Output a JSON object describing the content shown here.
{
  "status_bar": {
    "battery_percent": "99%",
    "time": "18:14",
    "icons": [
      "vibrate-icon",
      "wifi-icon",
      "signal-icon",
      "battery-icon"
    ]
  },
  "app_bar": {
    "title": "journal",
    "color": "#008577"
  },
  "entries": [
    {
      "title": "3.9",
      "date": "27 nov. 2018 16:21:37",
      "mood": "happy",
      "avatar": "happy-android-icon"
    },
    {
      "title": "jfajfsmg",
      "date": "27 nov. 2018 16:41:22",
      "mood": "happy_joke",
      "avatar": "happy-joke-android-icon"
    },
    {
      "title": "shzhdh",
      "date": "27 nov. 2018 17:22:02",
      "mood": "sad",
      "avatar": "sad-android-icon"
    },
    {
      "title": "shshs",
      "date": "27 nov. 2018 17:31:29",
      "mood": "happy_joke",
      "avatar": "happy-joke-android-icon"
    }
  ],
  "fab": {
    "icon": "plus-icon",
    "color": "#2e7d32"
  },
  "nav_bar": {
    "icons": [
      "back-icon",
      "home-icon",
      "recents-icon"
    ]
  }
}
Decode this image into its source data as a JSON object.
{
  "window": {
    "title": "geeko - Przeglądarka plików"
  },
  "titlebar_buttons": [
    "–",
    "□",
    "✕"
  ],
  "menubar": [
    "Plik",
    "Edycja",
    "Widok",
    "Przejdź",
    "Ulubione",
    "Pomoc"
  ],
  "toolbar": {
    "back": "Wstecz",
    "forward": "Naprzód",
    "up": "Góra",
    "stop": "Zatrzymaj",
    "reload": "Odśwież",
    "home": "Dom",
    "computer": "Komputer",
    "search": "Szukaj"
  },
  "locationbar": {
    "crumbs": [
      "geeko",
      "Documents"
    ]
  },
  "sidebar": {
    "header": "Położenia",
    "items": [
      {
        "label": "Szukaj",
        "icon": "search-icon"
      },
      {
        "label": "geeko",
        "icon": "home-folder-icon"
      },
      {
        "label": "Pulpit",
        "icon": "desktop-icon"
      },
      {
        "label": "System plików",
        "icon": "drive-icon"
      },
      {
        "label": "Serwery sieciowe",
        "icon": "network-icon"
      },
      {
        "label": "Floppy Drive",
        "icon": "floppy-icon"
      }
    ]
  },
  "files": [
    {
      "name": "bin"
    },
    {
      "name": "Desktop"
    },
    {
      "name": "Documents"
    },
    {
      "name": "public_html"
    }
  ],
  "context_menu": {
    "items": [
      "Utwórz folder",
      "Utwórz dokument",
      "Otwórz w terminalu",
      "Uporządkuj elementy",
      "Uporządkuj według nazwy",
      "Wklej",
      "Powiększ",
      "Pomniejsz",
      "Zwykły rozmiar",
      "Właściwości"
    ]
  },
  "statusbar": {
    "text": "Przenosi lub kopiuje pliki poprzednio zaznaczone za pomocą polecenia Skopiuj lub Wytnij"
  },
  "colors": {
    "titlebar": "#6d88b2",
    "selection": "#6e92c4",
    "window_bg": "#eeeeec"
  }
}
------------------------
## Objective
Copy out all lines where the word "folder" appears.

## Task answer
        "icon": "home-folder-icon"
      "Utwórz folder",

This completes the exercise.